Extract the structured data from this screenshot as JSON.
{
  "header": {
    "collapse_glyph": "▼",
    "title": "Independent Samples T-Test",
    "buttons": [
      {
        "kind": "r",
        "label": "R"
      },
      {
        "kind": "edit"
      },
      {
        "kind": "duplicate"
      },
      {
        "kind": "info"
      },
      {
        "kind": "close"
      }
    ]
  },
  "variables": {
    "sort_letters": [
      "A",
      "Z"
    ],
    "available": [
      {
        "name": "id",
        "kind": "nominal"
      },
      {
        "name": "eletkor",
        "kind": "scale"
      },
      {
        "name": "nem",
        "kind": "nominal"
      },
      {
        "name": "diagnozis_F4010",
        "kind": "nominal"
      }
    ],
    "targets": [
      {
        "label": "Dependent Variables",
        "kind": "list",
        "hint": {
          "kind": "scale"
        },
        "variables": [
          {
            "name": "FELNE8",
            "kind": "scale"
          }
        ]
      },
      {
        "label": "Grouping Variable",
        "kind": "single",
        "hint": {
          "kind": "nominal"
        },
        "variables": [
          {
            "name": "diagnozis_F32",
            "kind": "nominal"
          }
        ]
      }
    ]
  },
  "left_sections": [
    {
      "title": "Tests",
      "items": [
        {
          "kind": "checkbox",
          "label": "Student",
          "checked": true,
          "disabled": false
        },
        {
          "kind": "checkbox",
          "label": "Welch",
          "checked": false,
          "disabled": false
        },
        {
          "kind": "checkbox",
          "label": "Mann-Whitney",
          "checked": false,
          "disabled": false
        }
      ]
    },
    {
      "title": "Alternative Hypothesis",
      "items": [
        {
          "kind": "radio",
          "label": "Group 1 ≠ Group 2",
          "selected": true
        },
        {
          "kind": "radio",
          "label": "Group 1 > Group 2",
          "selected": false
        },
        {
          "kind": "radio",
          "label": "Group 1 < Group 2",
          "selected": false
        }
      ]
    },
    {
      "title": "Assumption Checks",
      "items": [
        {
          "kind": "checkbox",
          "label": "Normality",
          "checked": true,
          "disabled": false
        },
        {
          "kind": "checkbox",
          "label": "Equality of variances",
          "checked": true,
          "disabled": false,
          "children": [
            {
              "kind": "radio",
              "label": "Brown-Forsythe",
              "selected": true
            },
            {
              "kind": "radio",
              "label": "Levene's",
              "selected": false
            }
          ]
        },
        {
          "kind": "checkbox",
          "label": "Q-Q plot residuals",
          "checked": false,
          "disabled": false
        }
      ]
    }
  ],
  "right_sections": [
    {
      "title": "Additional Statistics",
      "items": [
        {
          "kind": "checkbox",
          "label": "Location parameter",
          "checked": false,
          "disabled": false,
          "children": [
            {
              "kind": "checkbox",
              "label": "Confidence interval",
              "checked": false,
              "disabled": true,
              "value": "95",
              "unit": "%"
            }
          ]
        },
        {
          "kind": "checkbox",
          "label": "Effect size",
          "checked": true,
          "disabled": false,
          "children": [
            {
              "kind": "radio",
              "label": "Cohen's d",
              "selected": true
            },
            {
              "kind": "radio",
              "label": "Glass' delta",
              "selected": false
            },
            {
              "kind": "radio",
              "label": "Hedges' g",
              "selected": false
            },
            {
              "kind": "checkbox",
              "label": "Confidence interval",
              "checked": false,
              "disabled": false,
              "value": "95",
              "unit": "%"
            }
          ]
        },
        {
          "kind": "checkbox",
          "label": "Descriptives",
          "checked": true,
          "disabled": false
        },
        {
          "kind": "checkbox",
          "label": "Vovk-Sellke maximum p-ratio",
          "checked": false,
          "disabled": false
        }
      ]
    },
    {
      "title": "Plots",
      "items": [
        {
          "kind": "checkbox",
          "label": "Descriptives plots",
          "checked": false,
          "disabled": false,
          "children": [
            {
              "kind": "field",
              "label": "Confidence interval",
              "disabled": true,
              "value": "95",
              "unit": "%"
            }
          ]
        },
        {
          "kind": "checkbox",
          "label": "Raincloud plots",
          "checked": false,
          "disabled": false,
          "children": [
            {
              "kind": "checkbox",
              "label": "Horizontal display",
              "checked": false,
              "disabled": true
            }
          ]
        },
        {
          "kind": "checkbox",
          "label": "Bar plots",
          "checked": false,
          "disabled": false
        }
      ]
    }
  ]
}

================================

Using the data above, print every record exactly as shown.

Full output:
Extract the structured data from this screenshot as JSON.
{
  "header": {
    "collapse_glyph": "▼",
    "title": "Independent Samples T-Test",
    "buttons": [
      {
        "kind": "r",
        "label": "R"
      },
      {
        "kind": "edit"
      },
      {
        "kind": "duplicate"
      },
      {
        "kind": "info"
      },
      {
        "kind": "close"
      }
    ]
  },
  "variables": {
    "sort_letters": [
      "A",
      "Z"
    ],
    "available": [
      {
        "name": "id",
        "kind": "nominal"
      },
      {
        "name": "eletkor",
        "kind": "scale"
      },
      {
        "name": "nem",
        "kind": "nominal"
      },
      {
        "name": "diagnozis_F4010",
        "kind": "nominal"
      }
    ],
    "targets": [
      {
        "label": "Dependent Variables",
        "kind": "list",
        "hint": {
          "kind": "scale"
        },
        "variables": [
          {
            "name": "FELNE8",
            "kind": "scale"
          }
        ]
      },
      {
        "label": "Grouping Variable",
        "kind": "single",
        "hint": {
          "kind": "nominal"
        },
        "variables": [
          {
            "name": "diagnozis_F32",
            "kind": "nominal"
          }
        ]
      }
    ]
  },
  "left_sections": [
    {
      "title": "Tests",
      "items": [
        {
          "kind": "checkbox",
          "label": "Student",
          "checked": true,
          "disabled": false
        },
        {
          "kind": "checkbox",
          "label": "Welch",
          "checked": false,
          "disabled": false
        },
        {
          "kind": "checkbox",
          "label": "Mann-Whitney",
          "checked": false,
          "disabled": false
        }
      ]
    },
    {
      "title": "Alternative Hypothesis",
      "items": [
        {
          "kind": "radio",
          "label": "Group 1 ≠ Group 2",
          "selected": true
        },
        {
          "kind": "radio",
          "label": "Group 1 > Group 2",
          "selected": false
        },
        {
          "kind": "radio",
          "label": "Group 1 < Group 2",
          "selected": false
        }
      ]
    },
    {
      "title": "Assumption Checks",
      "items": [
        {
          "kind": "checkbox",
          "label": "Normality",
          "checked": true,
          "disabled": false
        },
        {
          "kind": "checkbox",
          "label": "Equality of variances",
          "checked": true,
          "disabled": false,
          "children": [
            {
              "kind": "radio",
              "label": "Brown-Forsythe",
              "selected": true
            },
            {
              "kind": "radio",
              "label": "Levene's",
              "selected": false
            }
          ]
        },
        {
          "kind": "checkbox",
          "label": "Q-Q plot residuals",
          "checked": false,
          "disabled": false
        }
      ]
    }
  ],
  "right_sections": [
    {
      "title": "Additional Statistics",
      "items": [
        {
          "kind": "checkbox",
          "label": "Location parameter",
          "checked": false,
          "disabled": false,
          "children": [
            {
              "kind": "checkbox",
              "label": "Confidence interval",
              "checked": false,
              "disabled": true,
              "value": "95",
              "unit": "%"
            }
          ]
        },
        {
          "kind": "checkbox",
          "label": "Effect size",
          "checked": true,
          "disabled": false,
          "children": [
            {
              "kind": "radio",
              "label": "Cohen's d",
              "selected": true
            },
            {
              "kind": "radio",
              "label": "Glass' delta",
              "selected": false
            },
            {
              "kind": "radio",
              "label": "Hedges' g",
              "selected": false
            },
            {
              "kind": "checkbox",
              "label": "Confidence interval",
              "checked": false,
              "disabled": false,
              "value": "95",
              "unit": "%"
            }
          ]
        },
        {
          "kind": "checkbox",
          "label": "Descriptives",
          "checked": true,
          "disabled": false
        },
        {
          "kind": "checkbox",
          "label": "Vovk-Sellke maximum p-ratio",
          "checked": false,
          "disabled": false
        }
      ]
    },
    {
      "title": "Plots",
      "items": [
        {
          "kind": "checkbox",
          "label": "Descriptives plots",
          "checked": false,
          "disabled": false,
          "children": [
            {
              "kind": "field",
              "label": "Confidence interval",
              "disabled": true,
              "value": "95",
              "unit": "%"
            }
          ]
        },
        {
          "kind": "checkbox",
          "label": "Raincloud plots",
          "checked": false,
          "disabled": false,
          "children": [
            {
              "kind": "checkbox",
              "label": "Horizontal display",
              "checked": false,
              "disabled": true
            }
          ]
        },
        {
          "kind": "checkbox",
          "label": "Bar plots",
          "checked": false,
          "disabled": false
        }
      ]
    }
  ]
}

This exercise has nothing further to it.